## TASK PROMPT
Transcribe, word for word, the part of the CloudTruth GitLab pipeline article starting at "Wouldn’t it be" and ending at "API Key token.".

## PAGE TEXT
Our Thoughts on Modern Configuration and Secrets Management

GitLab CI/CD pipeline integration for multiple environments - CloudTruth

Written by Greg Arnette | Jan 6, 2022 9:35:08 AM

CloudTruth Integration: GitLab CI/CD Pipelines

If you’re managing one or more GitLab CI/CD pipelines, chances are you’re managing many different environments from development to production. Each of these environments (such as staging or production) typically requires its own configuration files maintained in separate repos.

Wouldn’t it be nice to have one single source of truth for environment-specific configurations that each environment could access? Using CloudTruth, you can! With CloudTruth’s GitLab pipeline integration, you can be sure to access configurations specific to each environment within GitLab pipelines.

To demonstrate CloudTruth’s GitLab pipeline integration, stay tuned to see how GitLab pipelines can access centralized configuration files containing variables using the CloudTruth API Key token.

GitLab and Configuration Files

A GitLab repository (repo) may contain dozens of applications or services with several environments requiring tens of separate configuration files based on the different environments.

Supporting multiple configuration files in a GitLab repo becomes a challenge when you intend to deploy changes to specific environments. You’ll soon find yourself overwhelmed. On top of that, you must also maintain role-based access control to ensure only the appropriate people get access to specific environmental configurations.

Introducing GitLab Environment-Specific Variables

To solve the problem of managing many different configuration files in GitLab pipelines across different environments, CloudTruth provides access to its variables via the CloudTruth CLI.

These variables are not exposed directly within the GitLab repo. Instead, they’re stored outside of GitLab within CloudTruth. You then access them within a GitLab pipeline using the CloudTruth API.

For example, let’s say you already have a GitLab pipeline set up with different environments like development, testing, and production. You must ensure the pipeline can access various secrets, host configurations, and more by the environment. Using CloudTruth Parameters and a CloudTruth API Access token, you can make it happen.

💡 According to project or environment, all the environment variables are declared in CloudTruth managed organizations as CloudTruth parameters.

Once you’ve defined the CoudTruth API access token within the GitLab repo’s CI/CD variables as something like CLOUDTRUTH_API_KEY, you’re home free. At this point, you simply need to install the CloudTruth CLI where you then can get access to all configurations available within your CloudTruth organization.

Below is a sample GitLab pipeline configuration you can use to access CloudTruth variables. You can see once you’ve installed the CloudTruth CLI, you can then add dynamic CloudTruth variables to GitLab pipeline environment files.

You can then access environment-specific configurations via environment files to then refer to values in downstream stages with job artifacts, as shown in the below code.

## DATA EXCERPTS

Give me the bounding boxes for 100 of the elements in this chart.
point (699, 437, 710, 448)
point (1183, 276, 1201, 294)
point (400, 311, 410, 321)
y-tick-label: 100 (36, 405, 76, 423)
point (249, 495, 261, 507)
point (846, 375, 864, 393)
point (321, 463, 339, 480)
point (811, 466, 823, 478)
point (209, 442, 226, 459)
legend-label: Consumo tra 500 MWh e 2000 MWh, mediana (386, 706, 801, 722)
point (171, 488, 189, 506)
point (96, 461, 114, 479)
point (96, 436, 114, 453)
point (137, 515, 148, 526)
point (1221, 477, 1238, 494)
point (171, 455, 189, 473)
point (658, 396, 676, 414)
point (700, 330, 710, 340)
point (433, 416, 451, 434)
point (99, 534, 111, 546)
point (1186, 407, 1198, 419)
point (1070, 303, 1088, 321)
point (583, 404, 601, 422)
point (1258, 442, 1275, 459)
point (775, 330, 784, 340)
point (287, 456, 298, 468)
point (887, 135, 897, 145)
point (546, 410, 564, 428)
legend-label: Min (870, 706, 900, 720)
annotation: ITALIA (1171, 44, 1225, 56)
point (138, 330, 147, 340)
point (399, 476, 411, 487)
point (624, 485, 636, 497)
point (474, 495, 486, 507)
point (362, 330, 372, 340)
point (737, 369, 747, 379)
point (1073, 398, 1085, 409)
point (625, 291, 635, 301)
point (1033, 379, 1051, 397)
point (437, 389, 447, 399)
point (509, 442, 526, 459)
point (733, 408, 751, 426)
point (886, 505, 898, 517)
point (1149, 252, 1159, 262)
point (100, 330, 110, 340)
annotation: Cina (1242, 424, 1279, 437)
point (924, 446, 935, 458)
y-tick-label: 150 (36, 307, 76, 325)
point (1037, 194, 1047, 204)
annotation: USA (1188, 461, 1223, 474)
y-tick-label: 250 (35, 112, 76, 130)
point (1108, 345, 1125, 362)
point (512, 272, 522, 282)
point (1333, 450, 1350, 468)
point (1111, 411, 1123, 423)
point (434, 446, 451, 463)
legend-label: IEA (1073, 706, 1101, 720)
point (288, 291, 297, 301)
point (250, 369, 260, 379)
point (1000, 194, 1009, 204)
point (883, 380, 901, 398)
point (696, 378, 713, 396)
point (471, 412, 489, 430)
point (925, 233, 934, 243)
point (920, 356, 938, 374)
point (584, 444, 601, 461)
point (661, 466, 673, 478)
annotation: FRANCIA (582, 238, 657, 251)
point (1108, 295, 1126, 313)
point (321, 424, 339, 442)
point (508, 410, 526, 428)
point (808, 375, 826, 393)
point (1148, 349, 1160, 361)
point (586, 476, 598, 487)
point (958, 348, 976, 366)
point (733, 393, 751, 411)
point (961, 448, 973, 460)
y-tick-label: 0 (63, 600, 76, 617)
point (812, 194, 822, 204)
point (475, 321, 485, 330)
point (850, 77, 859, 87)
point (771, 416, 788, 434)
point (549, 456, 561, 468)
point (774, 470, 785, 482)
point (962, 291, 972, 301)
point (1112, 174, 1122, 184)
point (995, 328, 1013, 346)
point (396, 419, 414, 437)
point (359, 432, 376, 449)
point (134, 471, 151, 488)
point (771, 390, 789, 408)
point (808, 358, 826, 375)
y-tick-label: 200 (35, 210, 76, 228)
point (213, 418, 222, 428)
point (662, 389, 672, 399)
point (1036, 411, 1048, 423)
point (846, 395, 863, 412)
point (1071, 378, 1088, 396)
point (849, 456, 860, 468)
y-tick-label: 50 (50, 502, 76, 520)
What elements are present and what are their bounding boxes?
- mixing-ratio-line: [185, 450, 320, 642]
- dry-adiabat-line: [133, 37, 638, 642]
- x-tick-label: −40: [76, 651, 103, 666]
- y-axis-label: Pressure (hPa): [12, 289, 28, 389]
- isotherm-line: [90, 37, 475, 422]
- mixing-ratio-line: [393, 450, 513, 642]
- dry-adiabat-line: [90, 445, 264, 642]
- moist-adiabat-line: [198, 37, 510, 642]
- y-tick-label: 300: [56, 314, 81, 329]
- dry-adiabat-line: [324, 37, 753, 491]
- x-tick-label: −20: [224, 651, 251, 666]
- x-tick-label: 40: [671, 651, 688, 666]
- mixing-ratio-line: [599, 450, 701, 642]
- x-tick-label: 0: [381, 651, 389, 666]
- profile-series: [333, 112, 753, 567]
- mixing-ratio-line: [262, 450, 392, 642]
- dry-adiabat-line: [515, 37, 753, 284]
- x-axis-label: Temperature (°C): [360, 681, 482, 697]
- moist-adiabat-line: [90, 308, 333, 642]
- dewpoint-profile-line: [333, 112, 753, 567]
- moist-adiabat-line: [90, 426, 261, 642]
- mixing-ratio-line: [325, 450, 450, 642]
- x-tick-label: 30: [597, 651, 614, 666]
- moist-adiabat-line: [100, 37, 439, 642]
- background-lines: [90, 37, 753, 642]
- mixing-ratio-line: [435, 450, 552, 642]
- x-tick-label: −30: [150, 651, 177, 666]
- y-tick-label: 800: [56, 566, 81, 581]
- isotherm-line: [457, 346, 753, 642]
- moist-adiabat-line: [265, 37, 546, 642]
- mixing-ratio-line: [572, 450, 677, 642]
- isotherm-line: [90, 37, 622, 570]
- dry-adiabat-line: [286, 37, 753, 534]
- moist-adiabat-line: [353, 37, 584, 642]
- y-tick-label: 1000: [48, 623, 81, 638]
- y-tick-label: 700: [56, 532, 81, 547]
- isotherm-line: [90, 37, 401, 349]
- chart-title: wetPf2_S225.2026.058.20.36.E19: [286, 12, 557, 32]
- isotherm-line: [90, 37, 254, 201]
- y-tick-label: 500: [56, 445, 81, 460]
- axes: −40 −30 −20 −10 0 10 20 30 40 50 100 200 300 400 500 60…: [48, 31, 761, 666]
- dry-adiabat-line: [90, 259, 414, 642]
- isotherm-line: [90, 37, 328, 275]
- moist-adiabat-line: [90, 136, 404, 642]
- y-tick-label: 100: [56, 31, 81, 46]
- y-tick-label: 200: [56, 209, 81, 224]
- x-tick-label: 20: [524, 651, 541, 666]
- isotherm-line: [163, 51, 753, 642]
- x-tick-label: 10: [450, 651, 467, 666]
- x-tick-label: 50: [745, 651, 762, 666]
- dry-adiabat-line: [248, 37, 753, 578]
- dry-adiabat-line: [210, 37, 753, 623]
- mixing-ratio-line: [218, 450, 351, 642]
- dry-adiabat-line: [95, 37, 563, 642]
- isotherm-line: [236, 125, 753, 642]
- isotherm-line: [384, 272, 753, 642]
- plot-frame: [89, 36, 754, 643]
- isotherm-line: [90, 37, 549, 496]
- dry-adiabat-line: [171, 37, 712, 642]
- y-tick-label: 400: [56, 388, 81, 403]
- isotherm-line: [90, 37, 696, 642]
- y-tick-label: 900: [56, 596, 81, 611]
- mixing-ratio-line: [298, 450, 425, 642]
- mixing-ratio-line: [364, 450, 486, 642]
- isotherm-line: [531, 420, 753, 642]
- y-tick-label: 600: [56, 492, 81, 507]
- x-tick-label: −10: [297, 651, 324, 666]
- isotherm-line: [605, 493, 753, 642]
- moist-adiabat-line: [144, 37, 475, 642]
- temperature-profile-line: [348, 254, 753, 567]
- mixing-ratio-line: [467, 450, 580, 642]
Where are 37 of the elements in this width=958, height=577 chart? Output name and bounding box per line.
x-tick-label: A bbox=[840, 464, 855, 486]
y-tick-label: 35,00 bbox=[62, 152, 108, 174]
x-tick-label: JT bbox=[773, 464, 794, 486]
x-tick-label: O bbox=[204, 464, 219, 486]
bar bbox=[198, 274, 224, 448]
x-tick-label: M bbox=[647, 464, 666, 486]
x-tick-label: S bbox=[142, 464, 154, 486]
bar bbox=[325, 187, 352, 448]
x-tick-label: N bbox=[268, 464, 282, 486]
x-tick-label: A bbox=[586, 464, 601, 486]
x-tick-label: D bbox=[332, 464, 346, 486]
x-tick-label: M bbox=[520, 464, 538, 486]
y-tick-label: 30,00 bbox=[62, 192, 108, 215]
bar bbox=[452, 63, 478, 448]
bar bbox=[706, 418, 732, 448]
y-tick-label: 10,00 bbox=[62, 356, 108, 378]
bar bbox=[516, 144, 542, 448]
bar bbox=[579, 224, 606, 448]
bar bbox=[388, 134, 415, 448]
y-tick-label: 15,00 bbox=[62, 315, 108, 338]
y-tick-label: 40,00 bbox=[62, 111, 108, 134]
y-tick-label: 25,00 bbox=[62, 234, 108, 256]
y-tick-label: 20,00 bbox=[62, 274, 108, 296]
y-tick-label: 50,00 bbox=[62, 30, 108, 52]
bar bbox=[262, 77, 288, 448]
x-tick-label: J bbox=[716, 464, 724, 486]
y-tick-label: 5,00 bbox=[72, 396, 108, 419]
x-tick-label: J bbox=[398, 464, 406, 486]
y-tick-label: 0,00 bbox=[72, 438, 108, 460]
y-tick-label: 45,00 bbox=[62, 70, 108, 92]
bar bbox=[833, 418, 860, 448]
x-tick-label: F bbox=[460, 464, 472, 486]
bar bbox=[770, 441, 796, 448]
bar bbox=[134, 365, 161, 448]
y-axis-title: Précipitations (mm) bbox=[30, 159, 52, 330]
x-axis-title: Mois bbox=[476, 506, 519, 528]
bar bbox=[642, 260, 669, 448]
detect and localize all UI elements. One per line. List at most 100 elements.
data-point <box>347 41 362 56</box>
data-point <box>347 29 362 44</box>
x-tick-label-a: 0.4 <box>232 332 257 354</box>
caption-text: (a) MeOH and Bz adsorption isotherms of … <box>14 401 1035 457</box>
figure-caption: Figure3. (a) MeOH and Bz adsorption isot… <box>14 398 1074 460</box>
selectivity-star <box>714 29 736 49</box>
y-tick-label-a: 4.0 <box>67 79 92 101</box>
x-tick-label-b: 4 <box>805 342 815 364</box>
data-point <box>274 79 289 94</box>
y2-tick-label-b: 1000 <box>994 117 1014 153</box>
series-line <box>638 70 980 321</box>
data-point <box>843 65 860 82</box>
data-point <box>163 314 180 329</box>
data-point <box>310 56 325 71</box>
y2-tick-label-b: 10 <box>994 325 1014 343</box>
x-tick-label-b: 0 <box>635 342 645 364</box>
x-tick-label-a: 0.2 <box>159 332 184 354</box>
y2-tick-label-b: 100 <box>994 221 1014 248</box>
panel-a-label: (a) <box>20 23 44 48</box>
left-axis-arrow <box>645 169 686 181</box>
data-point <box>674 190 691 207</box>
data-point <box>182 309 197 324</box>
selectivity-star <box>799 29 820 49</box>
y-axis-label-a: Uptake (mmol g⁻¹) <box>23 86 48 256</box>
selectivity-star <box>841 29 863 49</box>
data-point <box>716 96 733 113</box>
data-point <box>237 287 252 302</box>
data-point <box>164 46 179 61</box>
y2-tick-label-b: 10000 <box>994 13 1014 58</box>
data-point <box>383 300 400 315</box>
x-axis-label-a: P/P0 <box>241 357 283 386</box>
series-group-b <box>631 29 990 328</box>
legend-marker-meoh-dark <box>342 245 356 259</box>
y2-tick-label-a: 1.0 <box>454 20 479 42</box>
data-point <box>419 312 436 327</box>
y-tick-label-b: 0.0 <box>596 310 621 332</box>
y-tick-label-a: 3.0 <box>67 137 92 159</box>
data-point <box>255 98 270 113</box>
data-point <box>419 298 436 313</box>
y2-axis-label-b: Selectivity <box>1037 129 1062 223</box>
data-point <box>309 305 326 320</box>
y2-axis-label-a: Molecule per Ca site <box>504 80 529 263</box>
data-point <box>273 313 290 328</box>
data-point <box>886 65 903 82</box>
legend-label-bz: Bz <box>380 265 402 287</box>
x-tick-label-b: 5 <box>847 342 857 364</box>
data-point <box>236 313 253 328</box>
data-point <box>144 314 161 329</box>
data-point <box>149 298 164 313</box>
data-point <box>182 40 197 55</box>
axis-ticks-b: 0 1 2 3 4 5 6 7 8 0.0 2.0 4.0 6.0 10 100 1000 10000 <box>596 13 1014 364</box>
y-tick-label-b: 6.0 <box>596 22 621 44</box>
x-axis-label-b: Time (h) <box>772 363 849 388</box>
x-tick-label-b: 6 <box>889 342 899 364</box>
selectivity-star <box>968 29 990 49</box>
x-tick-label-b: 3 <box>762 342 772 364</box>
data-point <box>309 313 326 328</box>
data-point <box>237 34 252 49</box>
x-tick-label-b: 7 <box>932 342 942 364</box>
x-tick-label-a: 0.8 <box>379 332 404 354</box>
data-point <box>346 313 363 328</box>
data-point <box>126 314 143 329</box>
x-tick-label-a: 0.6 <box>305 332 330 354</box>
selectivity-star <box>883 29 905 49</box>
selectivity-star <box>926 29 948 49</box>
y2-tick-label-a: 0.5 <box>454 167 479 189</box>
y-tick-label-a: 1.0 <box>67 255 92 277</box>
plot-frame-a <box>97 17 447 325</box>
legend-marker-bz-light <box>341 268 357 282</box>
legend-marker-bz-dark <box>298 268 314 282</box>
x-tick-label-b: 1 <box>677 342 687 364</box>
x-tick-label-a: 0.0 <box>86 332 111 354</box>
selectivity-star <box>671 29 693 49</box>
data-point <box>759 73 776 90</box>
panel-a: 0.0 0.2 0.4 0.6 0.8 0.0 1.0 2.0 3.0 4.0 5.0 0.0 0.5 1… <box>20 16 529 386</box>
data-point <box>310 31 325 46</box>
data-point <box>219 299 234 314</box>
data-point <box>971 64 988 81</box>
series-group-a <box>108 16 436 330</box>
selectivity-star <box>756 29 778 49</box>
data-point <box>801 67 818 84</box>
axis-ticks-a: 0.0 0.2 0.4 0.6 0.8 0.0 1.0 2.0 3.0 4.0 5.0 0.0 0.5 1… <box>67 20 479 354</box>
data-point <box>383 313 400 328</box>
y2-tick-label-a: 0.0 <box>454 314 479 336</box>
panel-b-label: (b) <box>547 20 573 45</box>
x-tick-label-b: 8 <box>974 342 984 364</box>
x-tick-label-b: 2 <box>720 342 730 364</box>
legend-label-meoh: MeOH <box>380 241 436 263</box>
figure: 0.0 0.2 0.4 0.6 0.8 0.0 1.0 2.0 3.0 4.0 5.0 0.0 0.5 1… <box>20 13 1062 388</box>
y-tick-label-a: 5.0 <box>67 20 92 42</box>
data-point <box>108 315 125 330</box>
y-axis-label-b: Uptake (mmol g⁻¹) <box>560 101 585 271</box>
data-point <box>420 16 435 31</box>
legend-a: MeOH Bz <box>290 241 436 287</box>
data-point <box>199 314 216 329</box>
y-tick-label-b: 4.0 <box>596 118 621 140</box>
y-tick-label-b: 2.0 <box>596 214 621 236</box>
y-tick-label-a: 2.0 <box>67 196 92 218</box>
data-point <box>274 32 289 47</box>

## EXERCISE RESPONSE
Wouldn’t it be nice to have one single source of truth for environment-specific configurations that each environment could access? Using CloudTruth, you can! With CloudTruth’s GitLab pipeline integration, you can be sure to access configurations specific to each environment within GitLab pipelines.

To demonstrate CloudTruth’s GitLab pipeline integration, stay tuned to see how GitLab pipelines can access centralized configuration files containing variables using the CloudTruth API Key token.